:: WHAT IS ASKED ::
Everything in the data should be repeated exactly, save for the images.
___ WORKING DATA
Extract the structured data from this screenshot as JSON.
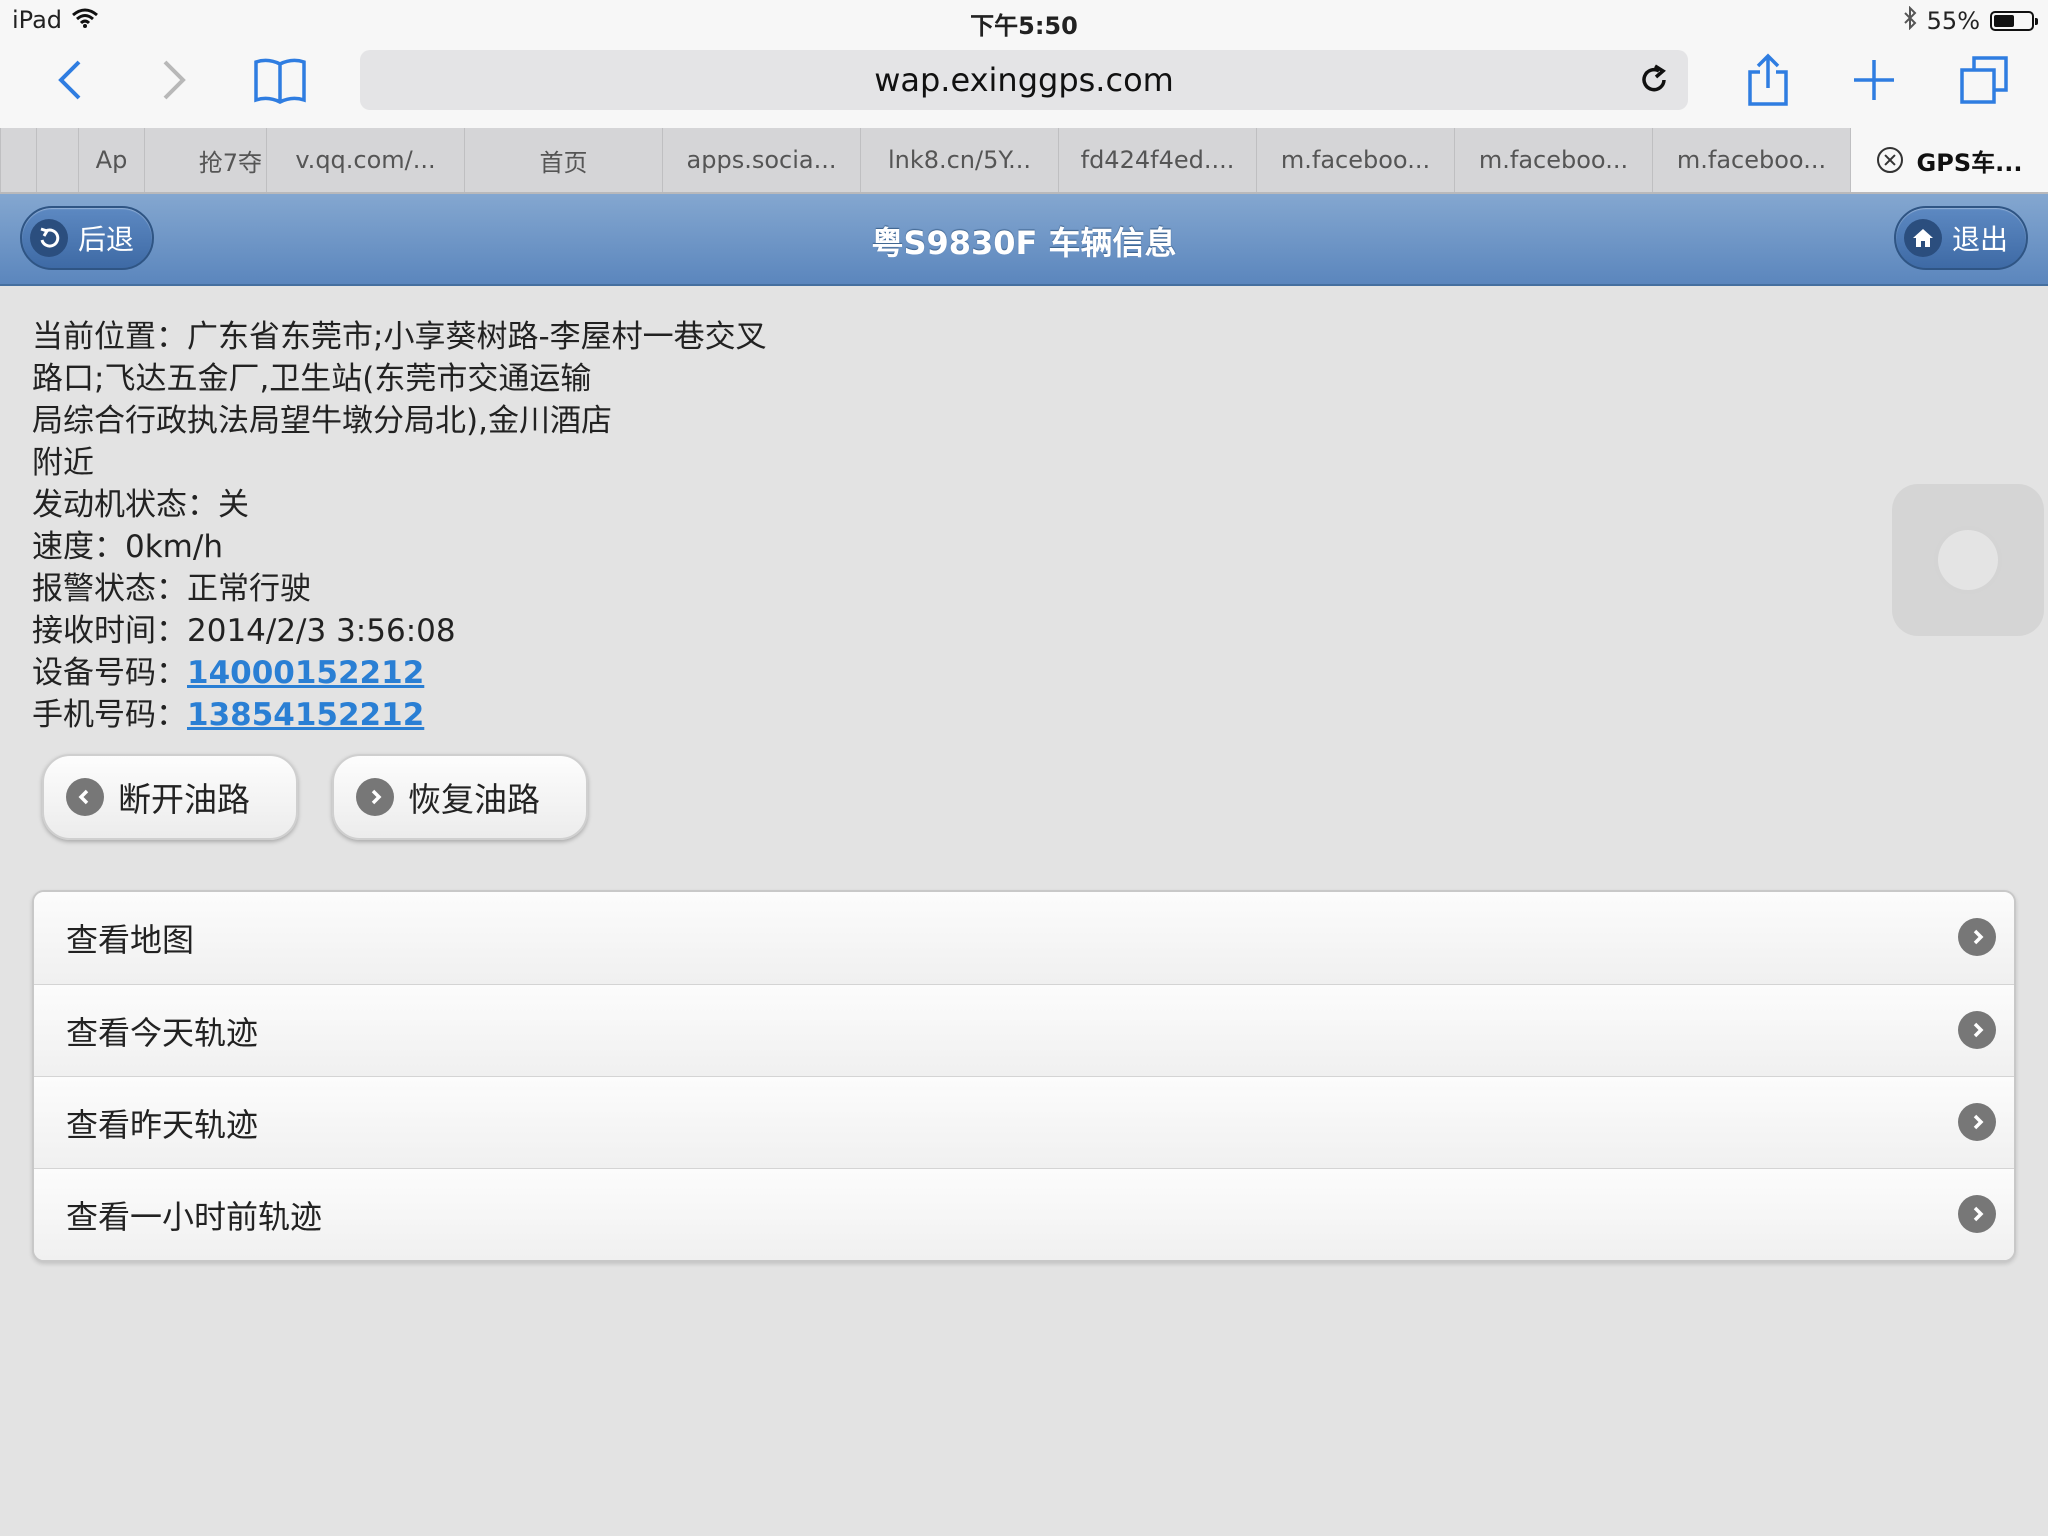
{
  "status_bar": {
    "device": "iPad",
    "time": "下午5:50",
    "battery": "55%",
    "battery_level": 0.55
  },
  "browser": {
    "url": "wap.exinggps.com",
    "tabs": [
      {
        "label": ""
      },
      {
        "label": "Ap"
      },
      {
        "label": "抢7夺"
      },
      {
        "label": "v.qq.com/..."
      },
      {
        "label": "首页"
      },
      {
        "label": "apps.socia..."
      },
      {
        "label": "lnk8.cn/5Y..."
      },
      {
        "label": "fd424f4ed...."
      },
      {
        "label": "m.faceboo..."
      },
      {
        "label": "m.faceboo..."
      },
      {
        "label": "m.faceboo..."
      },
      {
        "label": "GPS车..."
      }
    ]
  },
  "header": {
    "title": "粤S9830F 车辆信息",
    "back_label": "后退",
    "exit_label": "退出",
    "accent": "#5b86bd"
  },
  "info": {
    "location_label": "当前位置：",
    "location_line1": "广东省东莞市;小享葵树路-李屋村一巷交叉",
    "location_line2": "路口;飞达五金厂,卫生站(东莞市交通运输",
    "location_line3": "局综合行政执法局望牛墩分局北),金川酒店",
    "location_line4": "附近",
    "engine_label": "发动机状态：",
    "engine_value": "关",
    "speed_label": "速度：",
    "speed_value": "0km/h",
    "alarm_label": "报警状态：",
    "alarm_value": "正常行驶",
    "time_label": "接收时间：",
    "time_value": "2014/2/3 3:56:08",
    "device_label": "设备号码：",
    "device_value": "14000152212",
    "phone_label": "手机号码：",
    "phone_value": "13854152212",
    "link_color": "#2a7fd4"
  },
  "buttons": {
    "cut_oil": "断开油路",
    "restore_oil": "恢复油路"
  },
  "menu": {
    "items": [
      {
        "label": "查看地图"
      },
      {
        "label": "查看今天轨迹"
      },
      {
        "label": "查看昨天轨迹"
      },
      {
        "label": "查看一小时前轨迹"
      }
    ]
  }
}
______
:: FINAL ANSWER ::
Extract the structured data from this screenshot as JSON.
{
  "status_bar": {
    "device": "iPad",
    "time": "下午5:50",
    "battery": "55%",
    "battery_level": 0.55
  },
  "browser": {
    "url": "wap.exinggps.com",
    "tabs": [
      {
        "label": ""
      },
      {
        "label": "Ap"
      },
      {
        "label": "抢7夺"
      },
      {
        "label": "v.qq.com/..."
      },
      {
        "label": "首页"
      },
      {
        "label": "apps.socia..."
      },
      {
        "label": "lnk8.cn/5Y..."
      },
      {
        "label": "fd424f4ed...."
      },
      {
        "label": "m.faceboo..."
      },
      {
        "label": "m.faceboo..."
      },
      {
        "label": "m.faceboo..."
      },
      {
        "label": "GPS车..."
      }
    ]
  },
  "header": {
    "title": "粤S9830F 车辆信息",
    "back_label": "后退",
    "exit_label": "退出",
    "accent": "#5b86bd"
  },
  "info": {
    "location_label": "当前位置：",
    "location_line1": "广东省东莞市;小享葵树路-李屋村一巷交叉",
    "location_line2": "路口;飞达五金厂,卫生站(东莞市交通运输",
    "location_line3": "局综合行政执法局望牛墩分局北),金川酒店",
    "location_line4": "附近",
    "engine_label": "发动机状态：",
    "engine_value": "关",
    "speed_label": "速度：",
    "speed_value": "0km/h",
    "alarm_label": "报警状态：",
    "alarm_value": "正常行驶",
    "time_label": "接收时间：",
    "time_value": "2014/2/3 3:56:08",
    "device_label": "设备号码：",
    "device_value": "14000152212",
    "phone_label": "手机号码：",
    "phone_value": "13854152212",
    "link_color": "#2a7fd4"
  },
  "buttons": {
    "cut_oil": "断开油路",
    "restore_oil": "恢复油路"
  },
  "menu": {
    "items": [
      {
        "label": "查看地图"
      },
      {
        "label": "查看今天轨迹"
      },
      {
        "label": "查看昨天轨迹"
      },
      {
        "label": "查看一小时前轨迹"
      }
    ]
  }
}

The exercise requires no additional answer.